-- SVOLGI QUANTO SEGUE --
**A)** Elenca gli alimenti che, secondo il distributore citato nel brano da leggere, vengono distribuiti con le razioni PDS.
**B)** Traduci in inglese questa frase del brano da leggere: «Spesso, negli ultimi quattro anni, gli alimenti che ci sono dati dal ministero per la distribuzione sono marci, o effettivamente tossici.»
**C)** Spiega in una o due frasi perché il distributore citato nel brano da leggere afferma di distribuire oggi «veleno».

-- BRANO DA LEGGERE --
____________________

Un rapporto del maggio 2006 stilato dal World Food Program (ONU) ha valutato in 4 milioni gli iracheni  «privi di sicurezza alimentare e in estremo bisogno di assistenza umanitaria di diverso genere».

Nell’aprile 2007, un altro rapporto dell’Alto commissariato ONU per i Rifugiati (UNHCR)  informava che di questi quattro milioni che non sono in grado di comprarsi di che mangiare ogni giorno, solo il 60% ha accesso alle razioni del PDS. E non si può dire più sia Saddam a farli vivere come animali, ma il governo voluto dai liberatori.

Haj Chiad, un distributore delle razioni PDS a Falluja, ha detto all’agenzia InterPress Service: «Allora (ai tempi di Saddam) distribuivamo cibo, oggi distibuisco veleno. Spesso, negli ultimi quattro anni, gli alimenti che ci sono dati dal ministero per la distribuzione sono marci, o effettivamente tossici. Distribuiamo riso e zucchero che sono stati immagazzinati a lungo in ambienti umidi, pasta di pomodoro scaduta da chissà quanto tempo...».

____________________

-- VOCI IN ELENCO --
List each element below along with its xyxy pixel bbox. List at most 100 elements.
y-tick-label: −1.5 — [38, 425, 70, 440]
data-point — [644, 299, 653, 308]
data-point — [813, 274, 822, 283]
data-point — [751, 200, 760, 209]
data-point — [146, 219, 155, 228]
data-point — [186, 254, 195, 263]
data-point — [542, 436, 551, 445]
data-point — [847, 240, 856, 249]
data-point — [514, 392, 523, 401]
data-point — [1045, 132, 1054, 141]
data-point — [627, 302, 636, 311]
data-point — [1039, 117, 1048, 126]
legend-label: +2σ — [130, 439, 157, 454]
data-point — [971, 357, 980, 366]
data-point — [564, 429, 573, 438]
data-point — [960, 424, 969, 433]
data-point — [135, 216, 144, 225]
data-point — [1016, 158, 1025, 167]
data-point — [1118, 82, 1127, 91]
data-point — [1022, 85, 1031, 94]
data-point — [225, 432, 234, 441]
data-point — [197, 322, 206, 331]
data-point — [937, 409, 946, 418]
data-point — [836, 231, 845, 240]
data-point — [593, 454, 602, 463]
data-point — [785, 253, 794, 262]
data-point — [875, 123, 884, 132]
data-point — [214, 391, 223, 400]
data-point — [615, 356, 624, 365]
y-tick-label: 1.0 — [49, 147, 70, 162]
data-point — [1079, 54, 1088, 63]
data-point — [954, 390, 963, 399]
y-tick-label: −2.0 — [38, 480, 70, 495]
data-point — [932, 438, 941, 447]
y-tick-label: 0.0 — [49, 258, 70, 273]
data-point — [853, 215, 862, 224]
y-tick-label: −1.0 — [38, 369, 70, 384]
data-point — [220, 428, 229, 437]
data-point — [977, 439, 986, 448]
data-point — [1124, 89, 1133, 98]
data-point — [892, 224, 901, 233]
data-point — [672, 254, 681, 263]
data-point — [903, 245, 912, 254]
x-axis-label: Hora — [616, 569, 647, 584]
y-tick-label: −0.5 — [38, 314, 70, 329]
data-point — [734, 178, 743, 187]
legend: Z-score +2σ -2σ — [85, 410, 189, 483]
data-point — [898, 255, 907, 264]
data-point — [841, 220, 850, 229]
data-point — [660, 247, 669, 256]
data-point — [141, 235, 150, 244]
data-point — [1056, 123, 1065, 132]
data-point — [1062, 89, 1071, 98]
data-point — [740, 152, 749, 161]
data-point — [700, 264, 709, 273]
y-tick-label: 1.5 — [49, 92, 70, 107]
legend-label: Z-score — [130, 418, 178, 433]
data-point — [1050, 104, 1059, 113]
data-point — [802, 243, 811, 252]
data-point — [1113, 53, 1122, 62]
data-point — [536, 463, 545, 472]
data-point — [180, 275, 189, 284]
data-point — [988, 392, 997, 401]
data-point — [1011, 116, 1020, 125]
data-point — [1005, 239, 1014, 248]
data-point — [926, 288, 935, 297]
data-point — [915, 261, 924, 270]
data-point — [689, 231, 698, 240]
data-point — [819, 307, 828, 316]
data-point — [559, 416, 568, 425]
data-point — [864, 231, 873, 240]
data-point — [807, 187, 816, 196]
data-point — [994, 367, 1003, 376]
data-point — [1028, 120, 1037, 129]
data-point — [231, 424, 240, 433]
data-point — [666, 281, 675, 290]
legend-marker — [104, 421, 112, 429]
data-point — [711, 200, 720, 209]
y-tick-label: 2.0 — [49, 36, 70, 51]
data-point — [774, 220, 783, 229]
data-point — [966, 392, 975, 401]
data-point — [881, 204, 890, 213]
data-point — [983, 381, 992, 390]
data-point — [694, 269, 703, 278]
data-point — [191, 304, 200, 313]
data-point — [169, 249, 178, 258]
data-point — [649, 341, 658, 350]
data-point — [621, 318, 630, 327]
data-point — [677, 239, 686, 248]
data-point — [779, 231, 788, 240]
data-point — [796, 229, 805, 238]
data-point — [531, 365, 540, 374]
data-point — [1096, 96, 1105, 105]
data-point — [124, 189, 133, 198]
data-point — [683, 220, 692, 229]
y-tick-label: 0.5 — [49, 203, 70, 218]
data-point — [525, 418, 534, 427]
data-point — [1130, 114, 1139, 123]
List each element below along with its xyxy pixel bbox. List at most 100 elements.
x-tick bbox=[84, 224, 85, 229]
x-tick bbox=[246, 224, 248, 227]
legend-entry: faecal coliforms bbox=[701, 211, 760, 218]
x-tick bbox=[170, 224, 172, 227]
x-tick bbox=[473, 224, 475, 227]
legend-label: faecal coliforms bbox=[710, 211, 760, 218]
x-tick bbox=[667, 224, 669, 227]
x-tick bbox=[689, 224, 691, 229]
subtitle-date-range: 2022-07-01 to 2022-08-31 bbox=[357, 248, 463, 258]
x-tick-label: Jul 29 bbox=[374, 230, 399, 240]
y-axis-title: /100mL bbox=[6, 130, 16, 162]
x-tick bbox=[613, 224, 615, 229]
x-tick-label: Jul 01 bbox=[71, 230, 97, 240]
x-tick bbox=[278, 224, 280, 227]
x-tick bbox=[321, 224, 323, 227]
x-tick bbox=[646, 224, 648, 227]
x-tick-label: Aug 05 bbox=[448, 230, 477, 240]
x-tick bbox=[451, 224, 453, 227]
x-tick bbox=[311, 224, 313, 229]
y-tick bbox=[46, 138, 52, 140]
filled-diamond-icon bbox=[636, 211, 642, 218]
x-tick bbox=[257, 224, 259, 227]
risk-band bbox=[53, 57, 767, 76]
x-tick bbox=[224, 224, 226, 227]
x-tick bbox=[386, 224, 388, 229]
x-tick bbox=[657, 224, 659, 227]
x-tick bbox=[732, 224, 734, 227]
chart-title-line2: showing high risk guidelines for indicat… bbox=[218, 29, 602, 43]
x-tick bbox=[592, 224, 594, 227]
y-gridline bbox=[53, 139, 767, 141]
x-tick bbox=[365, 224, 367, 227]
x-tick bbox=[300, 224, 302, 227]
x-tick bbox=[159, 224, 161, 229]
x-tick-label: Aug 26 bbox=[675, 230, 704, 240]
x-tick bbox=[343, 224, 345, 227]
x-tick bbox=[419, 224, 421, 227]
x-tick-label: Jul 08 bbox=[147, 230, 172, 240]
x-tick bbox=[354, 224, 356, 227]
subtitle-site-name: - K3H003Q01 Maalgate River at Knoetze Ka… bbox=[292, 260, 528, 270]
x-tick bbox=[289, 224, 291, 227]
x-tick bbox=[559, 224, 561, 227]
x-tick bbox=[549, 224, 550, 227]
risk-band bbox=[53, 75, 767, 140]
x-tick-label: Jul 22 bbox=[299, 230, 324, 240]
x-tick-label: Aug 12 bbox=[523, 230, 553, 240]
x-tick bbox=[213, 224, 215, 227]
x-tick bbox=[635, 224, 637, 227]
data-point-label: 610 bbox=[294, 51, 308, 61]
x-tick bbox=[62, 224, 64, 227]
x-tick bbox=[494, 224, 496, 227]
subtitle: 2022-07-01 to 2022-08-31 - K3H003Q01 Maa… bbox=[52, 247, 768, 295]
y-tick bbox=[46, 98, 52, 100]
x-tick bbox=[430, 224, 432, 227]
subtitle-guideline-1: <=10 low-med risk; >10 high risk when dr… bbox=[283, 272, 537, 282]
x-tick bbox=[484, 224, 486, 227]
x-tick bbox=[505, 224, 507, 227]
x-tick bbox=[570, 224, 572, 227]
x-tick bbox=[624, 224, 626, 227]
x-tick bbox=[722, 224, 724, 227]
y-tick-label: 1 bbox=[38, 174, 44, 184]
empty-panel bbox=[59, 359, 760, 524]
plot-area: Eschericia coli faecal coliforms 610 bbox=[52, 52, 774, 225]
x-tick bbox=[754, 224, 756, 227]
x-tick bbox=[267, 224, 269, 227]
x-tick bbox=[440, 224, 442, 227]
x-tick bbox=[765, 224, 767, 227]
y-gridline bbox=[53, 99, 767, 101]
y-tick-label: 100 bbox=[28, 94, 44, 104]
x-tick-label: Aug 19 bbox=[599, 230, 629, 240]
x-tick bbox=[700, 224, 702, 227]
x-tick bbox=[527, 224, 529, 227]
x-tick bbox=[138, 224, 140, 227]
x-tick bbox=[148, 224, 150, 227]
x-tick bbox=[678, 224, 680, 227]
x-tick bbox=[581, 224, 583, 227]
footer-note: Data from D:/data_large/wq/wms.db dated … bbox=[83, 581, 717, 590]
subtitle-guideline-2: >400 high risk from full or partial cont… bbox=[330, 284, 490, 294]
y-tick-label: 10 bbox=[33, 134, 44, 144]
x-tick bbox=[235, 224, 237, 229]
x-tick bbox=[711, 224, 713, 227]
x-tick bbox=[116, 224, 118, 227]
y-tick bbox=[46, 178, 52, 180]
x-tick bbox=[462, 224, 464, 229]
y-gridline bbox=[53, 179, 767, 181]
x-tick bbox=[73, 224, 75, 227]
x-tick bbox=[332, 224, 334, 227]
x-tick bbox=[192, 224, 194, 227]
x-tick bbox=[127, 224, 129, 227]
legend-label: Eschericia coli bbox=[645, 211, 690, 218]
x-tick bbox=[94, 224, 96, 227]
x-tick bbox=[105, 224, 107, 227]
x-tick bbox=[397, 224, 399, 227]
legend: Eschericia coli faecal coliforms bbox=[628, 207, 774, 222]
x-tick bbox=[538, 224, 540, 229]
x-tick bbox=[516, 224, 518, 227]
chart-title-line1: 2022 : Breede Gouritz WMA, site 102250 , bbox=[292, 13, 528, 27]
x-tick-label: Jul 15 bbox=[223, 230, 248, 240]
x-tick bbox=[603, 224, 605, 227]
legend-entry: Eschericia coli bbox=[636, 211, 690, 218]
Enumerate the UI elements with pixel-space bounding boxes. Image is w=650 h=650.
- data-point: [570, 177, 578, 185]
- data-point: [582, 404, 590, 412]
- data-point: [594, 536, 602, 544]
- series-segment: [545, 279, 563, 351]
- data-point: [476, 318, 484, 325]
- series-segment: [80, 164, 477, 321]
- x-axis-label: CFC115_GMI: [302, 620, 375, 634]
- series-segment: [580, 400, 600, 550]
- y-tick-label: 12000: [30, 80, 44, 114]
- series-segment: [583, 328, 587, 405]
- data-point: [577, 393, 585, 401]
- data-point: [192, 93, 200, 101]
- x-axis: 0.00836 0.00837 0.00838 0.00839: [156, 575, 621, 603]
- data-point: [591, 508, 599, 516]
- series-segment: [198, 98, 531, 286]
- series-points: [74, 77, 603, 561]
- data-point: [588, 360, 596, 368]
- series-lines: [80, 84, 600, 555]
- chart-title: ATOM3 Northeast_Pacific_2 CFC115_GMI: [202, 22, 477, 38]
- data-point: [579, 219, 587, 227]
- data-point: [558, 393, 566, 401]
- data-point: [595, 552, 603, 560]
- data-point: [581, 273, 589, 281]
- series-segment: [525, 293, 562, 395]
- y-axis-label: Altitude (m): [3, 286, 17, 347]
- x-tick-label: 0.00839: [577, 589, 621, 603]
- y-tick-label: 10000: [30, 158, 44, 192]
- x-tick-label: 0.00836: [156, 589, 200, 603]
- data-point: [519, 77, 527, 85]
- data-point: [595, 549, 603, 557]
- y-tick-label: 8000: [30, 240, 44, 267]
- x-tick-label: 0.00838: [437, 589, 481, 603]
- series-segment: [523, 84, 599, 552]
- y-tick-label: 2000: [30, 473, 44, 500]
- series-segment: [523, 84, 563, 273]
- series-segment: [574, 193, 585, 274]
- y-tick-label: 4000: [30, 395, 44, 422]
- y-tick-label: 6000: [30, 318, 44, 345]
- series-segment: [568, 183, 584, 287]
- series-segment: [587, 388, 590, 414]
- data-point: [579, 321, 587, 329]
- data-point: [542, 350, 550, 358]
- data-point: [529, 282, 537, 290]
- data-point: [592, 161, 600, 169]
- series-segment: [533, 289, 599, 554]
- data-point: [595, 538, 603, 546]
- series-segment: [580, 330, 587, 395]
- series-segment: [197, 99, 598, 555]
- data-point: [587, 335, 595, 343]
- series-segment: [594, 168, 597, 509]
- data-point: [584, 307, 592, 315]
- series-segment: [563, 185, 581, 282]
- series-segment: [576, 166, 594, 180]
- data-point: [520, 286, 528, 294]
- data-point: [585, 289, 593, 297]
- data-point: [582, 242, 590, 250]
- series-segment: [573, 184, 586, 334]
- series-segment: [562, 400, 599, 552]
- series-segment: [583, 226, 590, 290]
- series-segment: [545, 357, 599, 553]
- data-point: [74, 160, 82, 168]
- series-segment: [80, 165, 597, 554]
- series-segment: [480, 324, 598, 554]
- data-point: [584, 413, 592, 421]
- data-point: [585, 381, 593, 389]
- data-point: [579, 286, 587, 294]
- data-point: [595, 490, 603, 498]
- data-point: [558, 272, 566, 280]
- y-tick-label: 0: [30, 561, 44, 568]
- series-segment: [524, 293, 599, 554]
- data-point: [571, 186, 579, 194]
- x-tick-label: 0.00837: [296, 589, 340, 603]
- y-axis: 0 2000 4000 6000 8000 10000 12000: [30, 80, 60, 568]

____________________

-- SOLUZIONI DEGLI ESERCIZI --
**A)** Riso; zucchero; pasta di pomodoro.

**B)** Often, over the last four years, the food given to us by the ministry for distribution has been rotten, or actually toxic.

**C)** Negli ultimi quattro anni gli alimenti forniti dal ministero sono stati spesso marci o addirittura tossici. Tra questi ci sono riso e zucchero immagazzinati a lungo in ambienti umidi e pasta di pomodoro scaduta.